#### Materials provided:
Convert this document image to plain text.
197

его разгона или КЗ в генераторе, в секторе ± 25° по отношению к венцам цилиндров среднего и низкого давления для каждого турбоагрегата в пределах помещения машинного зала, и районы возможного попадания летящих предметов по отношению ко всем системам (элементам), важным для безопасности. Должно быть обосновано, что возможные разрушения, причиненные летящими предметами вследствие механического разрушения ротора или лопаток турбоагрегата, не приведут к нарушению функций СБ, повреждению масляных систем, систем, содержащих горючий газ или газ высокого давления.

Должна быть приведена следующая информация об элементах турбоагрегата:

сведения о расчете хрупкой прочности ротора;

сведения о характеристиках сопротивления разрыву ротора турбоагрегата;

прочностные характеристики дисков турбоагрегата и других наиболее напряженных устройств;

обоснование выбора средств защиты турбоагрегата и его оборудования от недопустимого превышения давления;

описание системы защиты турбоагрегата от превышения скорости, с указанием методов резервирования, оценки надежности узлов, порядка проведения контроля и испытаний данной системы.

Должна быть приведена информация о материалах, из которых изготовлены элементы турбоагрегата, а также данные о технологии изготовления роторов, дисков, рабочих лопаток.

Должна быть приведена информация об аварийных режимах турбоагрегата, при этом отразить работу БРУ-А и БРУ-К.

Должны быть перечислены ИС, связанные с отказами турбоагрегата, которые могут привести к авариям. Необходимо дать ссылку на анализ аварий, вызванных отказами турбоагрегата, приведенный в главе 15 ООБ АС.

#### Exercise:
Pull every line containing "приведена" from the data.

#### Solution:
Должна быть приведена следующая информация об элементах турбоагрегата:
Должна быть приведена информация о материалах, из которых изготовлены элементы турбоагрегата, а также данные о технологии изготовления роторов, дисков, рабочих лопаток.
Должна быть приведена информация об аварийных режимах турбоагрегата, при этом отразить работу БРУ-А и БРУ-К.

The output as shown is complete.